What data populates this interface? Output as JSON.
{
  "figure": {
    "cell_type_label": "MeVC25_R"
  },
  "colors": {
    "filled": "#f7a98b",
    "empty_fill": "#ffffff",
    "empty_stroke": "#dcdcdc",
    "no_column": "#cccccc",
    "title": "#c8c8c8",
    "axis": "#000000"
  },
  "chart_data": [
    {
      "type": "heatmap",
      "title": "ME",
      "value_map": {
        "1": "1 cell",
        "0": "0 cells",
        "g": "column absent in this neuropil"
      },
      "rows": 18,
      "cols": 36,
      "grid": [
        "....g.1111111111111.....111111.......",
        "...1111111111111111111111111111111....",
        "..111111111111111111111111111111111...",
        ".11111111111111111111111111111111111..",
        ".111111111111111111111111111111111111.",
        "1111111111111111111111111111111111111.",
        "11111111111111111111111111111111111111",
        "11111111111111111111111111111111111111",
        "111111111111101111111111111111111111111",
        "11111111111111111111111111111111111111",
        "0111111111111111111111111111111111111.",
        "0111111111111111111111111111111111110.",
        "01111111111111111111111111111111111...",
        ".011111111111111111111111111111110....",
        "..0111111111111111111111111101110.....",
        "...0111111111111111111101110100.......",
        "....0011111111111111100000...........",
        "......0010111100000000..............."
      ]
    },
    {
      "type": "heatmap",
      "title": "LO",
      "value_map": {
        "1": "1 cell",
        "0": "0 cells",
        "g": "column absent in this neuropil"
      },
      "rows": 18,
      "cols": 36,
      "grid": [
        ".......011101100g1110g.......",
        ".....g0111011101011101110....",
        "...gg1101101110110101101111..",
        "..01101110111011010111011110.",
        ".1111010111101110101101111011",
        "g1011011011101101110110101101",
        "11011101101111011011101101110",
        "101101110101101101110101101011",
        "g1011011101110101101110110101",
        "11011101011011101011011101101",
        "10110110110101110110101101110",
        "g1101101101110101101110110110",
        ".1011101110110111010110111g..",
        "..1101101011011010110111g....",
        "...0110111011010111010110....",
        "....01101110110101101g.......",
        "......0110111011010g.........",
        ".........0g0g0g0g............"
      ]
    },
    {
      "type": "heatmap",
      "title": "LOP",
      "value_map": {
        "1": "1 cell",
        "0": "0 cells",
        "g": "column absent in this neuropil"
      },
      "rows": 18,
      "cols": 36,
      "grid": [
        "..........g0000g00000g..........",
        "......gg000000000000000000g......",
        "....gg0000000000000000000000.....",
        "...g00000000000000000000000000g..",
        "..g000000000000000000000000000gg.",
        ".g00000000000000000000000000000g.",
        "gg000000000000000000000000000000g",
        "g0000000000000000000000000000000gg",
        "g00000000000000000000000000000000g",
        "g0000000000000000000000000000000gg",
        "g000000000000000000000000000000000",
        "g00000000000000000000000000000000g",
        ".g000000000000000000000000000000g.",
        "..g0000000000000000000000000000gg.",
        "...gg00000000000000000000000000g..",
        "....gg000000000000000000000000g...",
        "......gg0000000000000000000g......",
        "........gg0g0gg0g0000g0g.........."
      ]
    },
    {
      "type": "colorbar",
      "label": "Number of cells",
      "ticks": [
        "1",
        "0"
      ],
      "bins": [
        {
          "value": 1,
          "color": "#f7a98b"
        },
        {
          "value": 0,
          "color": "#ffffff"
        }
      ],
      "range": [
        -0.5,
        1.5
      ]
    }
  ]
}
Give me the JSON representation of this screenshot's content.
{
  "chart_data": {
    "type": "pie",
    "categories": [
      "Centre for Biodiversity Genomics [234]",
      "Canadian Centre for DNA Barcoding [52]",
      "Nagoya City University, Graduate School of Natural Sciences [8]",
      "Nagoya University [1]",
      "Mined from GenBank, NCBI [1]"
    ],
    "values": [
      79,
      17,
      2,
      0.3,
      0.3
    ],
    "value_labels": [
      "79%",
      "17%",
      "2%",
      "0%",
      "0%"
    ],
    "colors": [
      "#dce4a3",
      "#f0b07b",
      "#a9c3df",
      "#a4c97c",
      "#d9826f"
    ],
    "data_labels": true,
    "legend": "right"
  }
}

++++++++++++++++++++

__About this exercise__: Your reply should consist of a single number, the count of lines in the records above that contain the string "Centre".

__Task output__: 2